### SUPPLIED ENTRIES
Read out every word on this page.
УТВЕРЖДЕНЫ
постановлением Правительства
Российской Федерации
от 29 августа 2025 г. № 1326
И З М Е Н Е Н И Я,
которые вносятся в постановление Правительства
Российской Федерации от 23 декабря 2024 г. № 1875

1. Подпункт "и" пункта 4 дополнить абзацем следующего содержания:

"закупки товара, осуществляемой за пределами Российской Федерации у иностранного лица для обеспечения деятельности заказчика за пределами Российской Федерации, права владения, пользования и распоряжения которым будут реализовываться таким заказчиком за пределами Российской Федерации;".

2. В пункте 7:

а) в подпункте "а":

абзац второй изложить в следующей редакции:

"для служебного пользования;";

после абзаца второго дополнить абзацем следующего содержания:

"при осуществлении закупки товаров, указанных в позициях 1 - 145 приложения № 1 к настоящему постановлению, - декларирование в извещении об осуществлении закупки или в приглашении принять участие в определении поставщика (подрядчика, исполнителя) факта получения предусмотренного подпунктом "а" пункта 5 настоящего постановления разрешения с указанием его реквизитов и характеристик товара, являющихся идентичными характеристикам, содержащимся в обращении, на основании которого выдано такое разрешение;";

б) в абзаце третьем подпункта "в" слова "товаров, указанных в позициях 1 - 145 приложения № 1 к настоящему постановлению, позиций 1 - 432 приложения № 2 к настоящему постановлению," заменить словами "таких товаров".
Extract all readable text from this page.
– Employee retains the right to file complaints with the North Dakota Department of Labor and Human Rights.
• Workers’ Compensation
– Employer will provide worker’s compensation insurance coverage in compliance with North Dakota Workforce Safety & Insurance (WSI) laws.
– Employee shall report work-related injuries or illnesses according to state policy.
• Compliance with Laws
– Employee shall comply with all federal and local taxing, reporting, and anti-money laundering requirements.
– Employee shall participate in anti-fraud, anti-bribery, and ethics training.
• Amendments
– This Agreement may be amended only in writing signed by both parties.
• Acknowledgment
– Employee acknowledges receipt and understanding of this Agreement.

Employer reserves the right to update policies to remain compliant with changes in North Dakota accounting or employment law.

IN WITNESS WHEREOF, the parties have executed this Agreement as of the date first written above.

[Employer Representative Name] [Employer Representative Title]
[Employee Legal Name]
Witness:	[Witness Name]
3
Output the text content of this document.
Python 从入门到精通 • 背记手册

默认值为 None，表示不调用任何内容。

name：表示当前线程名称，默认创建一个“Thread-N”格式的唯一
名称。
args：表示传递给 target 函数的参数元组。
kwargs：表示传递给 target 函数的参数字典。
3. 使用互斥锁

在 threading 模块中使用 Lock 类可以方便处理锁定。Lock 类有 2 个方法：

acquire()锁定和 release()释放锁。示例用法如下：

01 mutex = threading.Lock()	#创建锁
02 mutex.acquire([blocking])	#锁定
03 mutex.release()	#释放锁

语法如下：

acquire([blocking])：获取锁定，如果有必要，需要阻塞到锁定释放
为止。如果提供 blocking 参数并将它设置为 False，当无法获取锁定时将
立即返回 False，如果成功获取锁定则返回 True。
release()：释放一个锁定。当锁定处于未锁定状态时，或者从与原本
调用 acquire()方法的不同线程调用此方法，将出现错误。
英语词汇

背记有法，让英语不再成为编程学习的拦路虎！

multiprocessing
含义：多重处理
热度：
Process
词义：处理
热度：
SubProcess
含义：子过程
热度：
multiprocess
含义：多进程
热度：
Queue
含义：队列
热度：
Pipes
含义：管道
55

### REQUIRED WORK
Repeat the entries shown above, every one, word for word.

### IN RESPONSE
Read out every word on this page.
УТВЕРЖДЕНЫ
постановлением Правительства
Российской Федерации
от 29 августа 2025 г. № 1326
И З М Е Н Е Н И Я,
которые вносятся в постановление Правительства
Российской Федерации от 23 декабря 2024 г. № 1875

1. Подпункт "и" пункта 4 дополнить абзацем следующего содержания:

"закупки товара, осуществляемой за пределами Российской Федерации у иностранного лица для обеспечения деятельности заказчика за пределами Российской Федерации, права владения, пользования и распоряжения которым будут реализовываться таким заказчиком за пределами Российской Федерации;".

2. В пункте 7:

а) в подпункте "а":

абзац второй изложить в следующей редакции:

"для служебного пользования;";

после абзаца второго дополнить абзацем следующего содержания:

"при осуществлении закупки товаров, указанных в позициях 1 - 145 приложения № 1 к настоящему постановлению, - декларирование в извещении об осуществлении закупки или в приглашении принять участие в определении поставщика (подрядчика, исполнителя) факта получения предусмотренного подпунктом "а" пункта 5 настоящего постановления разрешения с указанием его реквизитов и характеристик товара, являющихся идентичными характеристикам, содержащимся в обращении, на основании которого выдано такое разрешение;";

б) в абзаце третьем подпункта "в" слова "товаров, указанных в позициях 1 - 145 приложения № 1 к настоящему постановлению, позиций 1 - 432 приложения № 2 к настоящему постановлению," заменить словами "таких товаров".
Extract all readable text from this page.
– Employee retains the right to file complaints with the North Dakota Department of Labor and Human Rights.
• Workers’ Compensation
– Employer will provide worker’s compensation insurance coverage in compliance with North Dakota Workforce Safety & Insurance (WSI) laws.
– Employee shall report work-related injuries or illnesses according to state policy.
• Compliance with Laws
– Employee shall comply with all federal and local taxing, reporting, and anti-money laundering requirements.
– Employee shall participate in anti-fraud, anti-bribery, and ethics training.
• Amendments
– This Agreement may be amended only in writing signed by both parties.
• Acknowledgment
– Employee acknowledges receipt and understanding of this Agreement.

Employer reserves the right to update policies to remain compliant with changes in North Dakota accounting or employment law.

IN WITNESS WHEREOF, the parties have executed this Agreement as of the date first written above.

[Employer Representative Name] [Employer Representative Title]
[Employee Legal Name]
Witness:	[Witness Name]
3
Output the text content of this document.
Python 从入门到精通 • 背记手册

默认值为 None，表示不调用任何内容。

name：表示当前线程名称，默认创建一个“Thread-N”格式的唯一
名称。
args：表示传递给 target 函数的参数元组。
kwargs：表示传递给 target 函数的参数字典。
3. 使用互斥锁

在 threading 模块中使用 Lock 类可以方便处理锁定。Lock 类有 2 个方法：

acquire()锁定和 release()释放锁。示例用法如下：

01 mutex = threading.Lock()	#创建锁
02 mutex.acquire([blocking])	#锁定
03 mutex.release()	#释放锁

语法如下：

acquire([blocking])：获取锁定，如果有必要，需要阻塞到锁定释放
为止。如果提供 blocking 参数并将它设置为 False，当无法获取锁定时将
立即返回 False，如果成功获取锁定则返回 True。
release()：释放一个锁定。当锁定处于未锁定状态时，或者从与原本
调用 acquire()方法的不同线程调用此方法，将出现错误。
英语词汇

背记有法，让英语不再成为编程学习的拦路虎！

multiprocessing
含义：多重处理
热度：
Process
词义：处理
热度：
SubProcess
含义：子过程
热度：
multiprocess
含义：多进程
热度：
Queue
含义：队列
热度：
Pipes
含义：管道
55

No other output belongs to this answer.